*Dataset rows about figures*
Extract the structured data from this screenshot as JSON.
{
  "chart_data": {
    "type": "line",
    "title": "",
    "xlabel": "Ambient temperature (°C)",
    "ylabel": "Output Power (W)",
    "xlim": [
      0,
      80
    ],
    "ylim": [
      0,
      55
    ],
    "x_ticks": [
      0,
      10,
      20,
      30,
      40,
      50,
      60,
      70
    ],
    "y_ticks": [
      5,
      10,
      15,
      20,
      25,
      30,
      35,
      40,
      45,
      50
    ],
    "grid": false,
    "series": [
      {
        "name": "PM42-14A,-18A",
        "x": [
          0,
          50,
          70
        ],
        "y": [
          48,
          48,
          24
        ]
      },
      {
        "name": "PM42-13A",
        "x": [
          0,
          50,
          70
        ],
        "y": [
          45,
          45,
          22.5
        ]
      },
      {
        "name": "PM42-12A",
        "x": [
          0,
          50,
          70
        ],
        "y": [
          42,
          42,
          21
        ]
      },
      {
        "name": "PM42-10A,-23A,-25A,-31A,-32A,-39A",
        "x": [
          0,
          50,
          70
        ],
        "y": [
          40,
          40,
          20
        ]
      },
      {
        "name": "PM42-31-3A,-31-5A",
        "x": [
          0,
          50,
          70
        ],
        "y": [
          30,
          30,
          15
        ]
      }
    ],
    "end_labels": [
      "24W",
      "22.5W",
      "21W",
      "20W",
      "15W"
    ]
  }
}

*Written problem*
Which lines include the word "name"? Copy every one of them.

*Complete answer*
        "name": "PM42-14A,-18A",
        "name": "PM42-13A",
        "name": "PM42-12A",
        "name": "PM42-10A,-23A,-25A,-31A,-32A,-39A",
        "name": "PM42-31-3A,-31-5A",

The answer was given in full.